▶ **What to produce**: Go through the material below and copy all lines with "title".
┄┄┄┄┄┄┄┄┄┄┄┄┄┄┄┄┄┄┄┄
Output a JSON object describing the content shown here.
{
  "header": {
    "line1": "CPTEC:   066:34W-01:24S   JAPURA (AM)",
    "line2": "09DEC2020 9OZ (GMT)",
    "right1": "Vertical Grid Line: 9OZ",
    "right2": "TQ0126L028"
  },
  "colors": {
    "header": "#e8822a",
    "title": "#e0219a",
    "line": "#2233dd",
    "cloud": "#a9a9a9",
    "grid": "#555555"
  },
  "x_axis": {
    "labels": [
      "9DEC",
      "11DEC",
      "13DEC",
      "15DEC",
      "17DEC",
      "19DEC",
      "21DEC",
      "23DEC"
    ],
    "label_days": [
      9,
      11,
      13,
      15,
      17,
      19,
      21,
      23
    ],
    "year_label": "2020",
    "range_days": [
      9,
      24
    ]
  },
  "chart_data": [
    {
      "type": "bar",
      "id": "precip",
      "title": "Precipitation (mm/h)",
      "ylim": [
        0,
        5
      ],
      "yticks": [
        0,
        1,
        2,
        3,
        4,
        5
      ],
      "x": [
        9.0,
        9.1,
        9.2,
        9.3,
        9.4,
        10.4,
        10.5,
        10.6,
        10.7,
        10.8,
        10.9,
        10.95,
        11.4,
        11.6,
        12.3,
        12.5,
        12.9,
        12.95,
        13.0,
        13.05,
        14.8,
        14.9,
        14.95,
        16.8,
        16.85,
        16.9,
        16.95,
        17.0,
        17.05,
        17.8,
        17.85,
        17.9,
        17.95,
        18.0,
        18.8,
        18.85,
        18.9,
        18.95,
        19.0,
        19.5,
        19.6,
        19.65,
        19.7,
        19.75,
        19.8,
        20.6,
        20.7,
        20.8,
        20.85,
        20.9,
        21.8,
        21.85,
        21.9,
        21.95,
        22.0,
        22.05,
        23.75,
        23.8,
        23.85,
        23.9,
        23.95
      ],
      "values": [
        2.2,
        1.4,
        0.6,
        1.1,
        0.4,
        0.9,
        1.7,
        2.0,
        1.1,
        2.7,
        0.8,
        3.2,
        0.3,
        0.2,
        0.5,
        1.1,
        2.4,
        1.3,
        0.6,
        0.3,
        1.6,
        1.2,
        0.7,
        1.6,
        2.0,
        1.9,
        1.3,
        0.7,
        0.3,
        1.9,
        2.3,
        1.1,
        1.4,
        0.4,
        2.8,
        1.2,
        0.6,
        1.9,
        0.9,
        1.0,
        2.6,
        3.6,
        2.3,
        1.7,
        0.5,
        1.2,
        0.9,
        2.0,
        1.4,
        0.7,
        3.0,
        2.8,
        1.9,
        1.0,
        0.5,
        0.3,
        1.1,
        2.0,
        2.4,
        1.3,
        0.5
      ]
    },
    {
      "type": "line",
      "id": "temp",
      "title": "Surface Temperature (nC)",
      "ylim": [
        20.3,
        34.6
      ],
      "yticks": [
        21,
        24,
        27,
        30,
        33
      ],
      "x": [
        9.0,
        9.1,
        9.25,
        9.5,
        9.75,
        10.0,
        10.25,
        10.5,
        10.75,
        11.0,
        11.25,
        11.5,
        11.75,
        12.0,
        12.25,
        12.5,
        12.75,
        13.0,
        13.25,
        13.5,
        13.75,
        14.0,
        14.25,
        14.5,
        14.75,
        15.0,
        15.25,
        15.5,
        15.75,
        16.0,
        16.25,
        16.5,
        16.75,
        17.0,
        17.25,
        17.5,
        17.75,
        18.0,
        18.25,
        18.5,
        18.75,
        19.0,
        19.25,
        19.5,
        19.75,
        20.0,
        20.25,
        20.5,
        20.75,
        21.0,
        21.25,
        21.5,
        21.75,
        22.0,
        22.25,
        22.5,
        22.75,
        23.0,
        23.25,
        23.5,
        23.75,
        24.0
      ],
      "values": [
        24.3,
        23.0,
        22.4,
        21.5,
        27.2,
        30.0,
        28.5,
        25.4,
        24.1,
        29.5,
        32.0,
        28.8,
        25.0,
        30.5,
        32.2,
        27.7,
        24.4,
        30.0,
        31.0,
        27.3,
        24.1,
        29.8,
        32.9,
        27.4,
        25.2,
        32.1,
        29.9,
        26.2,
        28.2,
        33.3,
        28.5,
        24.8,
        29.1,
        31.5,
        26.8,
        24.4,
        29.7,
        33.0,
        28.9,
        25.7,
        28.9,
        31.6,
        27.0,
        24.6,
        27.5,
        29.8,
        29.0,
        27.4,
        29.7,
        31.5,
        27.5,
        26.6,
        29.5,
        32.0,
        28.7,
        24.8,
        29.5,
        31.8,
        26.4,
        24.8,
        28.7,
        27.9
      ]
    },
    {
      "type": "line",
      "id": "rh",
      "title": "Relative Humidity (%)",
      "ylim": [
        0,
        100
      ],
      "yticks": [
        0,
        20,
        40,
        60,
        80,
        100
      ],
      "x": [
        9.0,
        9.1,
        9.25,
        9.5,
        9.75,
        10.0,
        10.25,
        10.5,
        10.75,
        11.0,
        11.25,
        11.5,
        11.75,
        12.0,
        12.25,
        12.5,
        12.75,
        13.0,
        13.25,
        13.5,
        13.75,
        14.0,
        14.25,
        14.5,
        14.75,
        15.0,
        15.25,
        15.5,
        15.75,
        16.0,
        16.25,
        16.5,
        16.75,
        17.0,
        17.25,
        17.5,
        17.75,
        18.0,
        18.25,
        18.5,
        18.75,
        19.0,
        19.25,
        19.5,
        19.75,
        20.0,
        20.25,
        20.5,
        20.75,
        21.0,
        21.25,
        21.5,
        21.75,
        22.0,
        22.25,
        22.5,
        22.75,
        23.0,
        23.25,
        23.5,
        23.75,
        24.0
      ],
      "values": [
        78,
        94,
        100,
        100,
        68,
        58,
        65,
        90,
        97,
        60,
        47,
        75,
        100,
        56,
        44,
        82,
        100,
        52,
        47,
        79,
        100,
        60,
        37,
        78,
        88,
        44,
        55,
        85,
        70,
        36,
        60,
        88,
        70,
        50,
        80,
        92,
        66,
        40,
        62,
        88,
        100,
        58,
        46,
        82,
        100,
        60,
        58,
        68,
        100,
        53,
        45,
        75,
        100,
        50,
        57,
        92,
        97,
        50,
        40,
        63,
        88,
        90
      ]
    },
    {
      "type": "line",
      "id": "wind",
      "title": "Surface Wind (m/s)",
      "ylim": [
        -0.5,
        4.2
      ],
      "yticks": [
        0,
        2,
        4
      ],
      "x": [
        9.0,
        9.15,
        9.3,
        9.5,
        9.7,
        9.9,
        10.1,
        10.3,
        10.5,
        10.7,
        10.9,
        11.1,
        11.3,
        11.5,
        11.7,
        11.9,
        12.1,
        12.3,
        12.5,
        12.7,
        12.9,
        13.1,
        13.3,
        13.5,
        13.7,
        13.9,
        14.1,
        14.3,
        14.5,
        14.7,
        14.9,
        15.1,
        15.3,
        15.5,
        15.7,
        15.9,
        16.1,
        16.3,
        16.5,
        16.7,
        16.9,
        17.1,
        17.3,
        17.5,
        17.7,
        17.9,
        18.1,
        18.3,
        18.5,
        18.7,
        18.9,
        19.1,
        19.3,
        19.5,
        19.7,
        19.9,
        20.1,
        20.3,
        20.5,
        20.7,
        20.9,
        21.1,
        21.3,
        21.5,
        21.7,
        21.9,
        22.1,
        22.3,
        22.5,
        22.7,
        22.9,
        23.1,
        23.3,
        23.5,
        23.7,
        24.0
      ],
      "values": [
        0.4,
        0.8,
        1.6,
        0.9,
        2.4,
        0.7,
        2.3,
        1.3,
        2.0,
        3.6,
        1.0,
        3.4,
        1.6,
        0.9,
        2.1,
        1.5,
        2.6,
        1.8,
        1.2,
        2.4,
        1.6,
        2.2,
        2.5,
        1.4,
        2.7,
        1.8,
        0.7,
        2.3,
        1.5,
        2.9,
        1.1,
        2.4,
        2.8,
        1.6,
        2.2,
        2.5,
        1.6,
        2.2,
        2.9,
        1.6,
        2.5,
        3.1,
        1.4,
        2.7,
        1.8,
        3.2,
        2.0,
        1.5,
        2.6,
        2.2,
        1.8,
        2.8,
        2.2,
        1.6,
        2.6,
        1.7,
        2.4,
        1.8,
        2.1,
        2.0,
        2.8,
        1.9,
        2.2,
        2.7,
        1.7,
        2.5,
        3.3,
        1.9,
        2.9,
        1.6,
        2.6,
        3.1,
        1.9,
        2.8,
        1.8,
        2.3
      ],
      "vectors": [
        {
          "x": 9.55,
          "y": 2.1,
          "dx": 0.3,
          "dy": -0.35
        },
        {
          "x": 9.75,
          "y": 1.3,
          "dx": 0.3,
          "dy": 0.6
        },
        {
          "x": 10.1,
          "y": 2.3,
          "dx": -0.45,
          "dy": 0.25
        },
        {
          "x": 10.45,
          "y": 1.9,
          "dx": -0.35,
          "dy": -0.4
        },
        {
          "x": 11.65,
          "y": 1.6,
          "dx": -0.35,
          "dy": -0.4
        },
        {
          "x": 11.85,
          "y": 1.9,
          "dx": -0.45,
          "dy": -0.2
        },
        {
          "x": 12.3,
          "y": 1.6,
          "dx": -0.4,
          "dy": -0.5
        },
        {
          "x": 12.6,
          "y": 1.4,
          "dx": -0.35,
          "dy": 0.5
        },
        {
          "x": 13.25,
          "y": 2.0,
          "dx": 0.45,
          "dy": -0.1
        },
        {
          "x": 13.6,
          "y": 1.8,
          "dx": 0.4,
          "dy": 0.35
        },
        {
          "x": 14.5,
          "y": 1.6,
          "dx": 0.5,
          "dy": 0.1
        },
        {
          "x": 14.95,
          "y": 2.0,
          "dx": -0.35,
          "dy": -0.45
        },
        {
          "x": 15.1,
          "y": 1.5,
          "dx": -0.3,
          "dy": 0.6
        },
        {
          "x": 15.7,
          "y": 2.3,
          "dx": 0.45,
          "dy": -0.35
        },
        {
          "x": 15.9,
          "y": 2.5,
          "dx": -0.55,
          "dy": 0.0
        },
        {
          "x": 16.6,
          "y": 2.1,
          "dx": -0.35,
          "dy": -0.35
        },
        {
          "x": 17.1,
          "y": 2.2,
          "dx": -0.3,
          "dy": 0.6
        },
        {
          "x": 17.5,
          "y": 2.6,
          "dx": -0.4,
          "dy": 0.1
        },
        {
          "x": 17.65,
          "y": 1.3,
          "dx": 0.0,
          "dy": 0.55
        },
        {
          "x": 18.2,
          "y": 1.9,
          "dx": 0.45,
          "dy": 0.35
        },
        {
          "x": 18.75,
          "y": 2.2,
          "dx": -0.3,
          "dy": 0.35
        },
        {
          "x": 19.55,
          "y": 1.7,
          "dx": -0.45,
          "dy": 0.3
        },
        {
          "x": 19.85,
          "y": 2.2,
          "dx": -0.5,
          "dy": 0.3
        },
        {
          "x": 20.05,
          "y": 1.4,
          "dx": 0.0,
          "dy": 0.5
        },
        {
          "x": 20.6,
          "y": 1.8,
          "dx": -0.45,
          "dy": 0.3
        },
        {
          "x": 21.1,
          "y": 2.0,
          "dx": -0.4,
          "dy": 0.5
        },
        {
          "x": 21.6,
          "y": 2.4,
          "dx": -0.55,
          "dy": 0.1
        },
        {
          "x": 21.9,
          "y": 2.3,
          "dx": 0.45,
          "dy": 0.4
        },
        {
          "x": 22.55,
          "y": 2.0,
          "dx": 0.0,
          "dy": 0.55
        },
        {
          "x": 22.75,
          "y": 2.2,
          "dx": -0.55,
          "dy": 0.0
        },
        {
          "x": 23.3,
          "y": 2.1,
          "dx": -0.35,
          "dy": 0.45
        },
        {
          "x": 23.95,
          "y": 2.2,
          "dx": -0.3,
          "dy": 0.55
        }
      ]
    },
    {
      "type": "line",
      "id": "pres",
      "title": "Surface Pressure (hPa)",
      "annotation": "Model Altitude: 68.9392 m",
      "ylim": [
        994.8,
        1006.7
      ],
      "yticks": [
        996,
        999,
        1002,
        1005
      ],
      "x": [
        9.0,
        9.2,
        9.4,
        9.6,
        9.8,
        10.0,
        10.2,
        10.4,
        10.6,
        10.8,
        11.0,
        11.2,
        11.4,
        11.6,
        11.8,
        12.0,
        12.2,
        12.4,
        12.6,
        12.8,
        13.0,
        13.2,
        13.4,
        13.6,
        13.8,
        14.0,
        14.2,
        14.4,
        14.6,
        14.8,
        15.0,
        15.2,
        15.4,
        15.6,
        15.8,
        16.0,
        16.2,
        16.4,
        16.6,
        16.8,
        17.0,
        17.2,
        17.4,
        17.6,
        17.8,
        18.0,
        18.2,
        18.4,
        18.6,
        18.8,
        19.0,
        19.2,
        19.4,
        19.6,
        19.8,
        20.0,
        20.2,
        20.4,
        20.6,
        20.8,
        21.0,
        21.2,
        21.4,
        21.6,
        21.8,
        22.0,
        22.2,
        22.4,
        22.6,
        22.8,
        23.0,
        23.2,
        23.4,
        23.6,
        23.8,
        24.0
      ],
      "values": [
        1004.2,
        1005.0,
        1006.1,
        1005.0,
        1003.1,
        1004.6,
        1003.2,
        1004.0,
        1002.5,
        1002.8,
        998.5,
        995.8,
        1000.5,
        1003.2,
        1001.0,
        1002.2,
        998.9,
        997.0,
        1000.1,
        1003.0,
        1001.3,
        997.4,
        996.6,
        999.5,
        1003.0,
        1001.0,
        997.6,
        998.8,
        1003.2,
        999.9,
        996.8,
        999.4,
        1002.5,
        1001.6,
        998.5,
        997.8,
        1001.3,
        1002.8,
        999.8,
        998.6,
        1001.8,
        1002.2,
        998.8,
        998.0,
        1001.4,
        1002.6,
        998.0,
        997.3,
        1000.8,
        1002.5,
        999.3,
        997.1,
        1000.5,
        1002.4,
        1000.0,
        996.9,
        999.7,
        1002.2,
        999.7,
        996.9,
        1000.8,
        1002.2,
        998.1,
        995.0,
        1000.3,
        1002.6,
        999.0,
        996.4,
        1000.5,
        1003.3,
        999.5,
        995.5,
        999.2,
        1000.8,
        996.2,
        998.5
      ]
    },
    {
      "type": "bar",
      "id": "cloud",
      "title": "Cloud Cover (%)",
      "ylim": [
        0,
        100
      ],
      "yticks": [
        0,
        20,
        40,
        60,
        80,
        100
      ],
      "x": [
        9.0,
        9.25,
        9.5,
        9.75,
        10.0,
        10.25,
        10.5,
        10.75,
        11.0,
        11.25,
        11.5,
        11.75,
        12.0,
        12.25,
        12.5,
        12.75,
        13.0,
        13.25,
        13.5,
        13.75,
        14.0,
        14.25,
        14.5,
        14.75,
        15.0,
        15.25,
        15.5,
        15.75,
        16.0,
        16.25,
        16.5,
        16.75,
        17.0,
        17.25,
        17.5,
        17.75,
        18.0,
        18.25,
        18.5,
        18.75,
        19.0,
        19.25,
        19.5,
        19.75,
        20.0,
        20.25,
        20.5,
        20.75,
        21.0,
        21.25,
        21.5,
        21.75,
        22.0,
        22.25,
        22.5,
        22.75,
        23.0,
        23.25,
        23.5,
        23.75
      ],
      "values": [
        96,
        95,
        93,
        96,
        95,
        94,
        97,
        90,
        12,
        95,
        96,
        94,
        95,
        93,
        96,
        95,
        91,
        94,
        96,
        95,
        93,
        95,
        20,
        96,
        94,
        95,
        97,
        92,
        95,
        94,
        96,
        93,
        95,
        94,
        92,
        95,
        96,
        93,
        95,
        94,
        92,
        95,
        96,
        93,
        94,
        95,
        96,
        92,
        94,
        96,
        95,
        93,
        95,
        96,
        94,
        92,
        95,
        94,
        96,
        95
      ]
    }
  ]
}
┄┄┄┄┄┄┄┄┄┄┄┄┄┄┄┄┄┄┄┄
▶ **Response to this exercise**:
    "title": "#e0219a",
      "title": "Precipitation (mm/h)",
      "title": "Surface Temperature (nC)",
      "title": "Relative Humidity (%)",
      "title": "Surface Wind (m/s)",
      "title": "Surface Pressure (hPa)",
      "title": "Cloud Cover (%)",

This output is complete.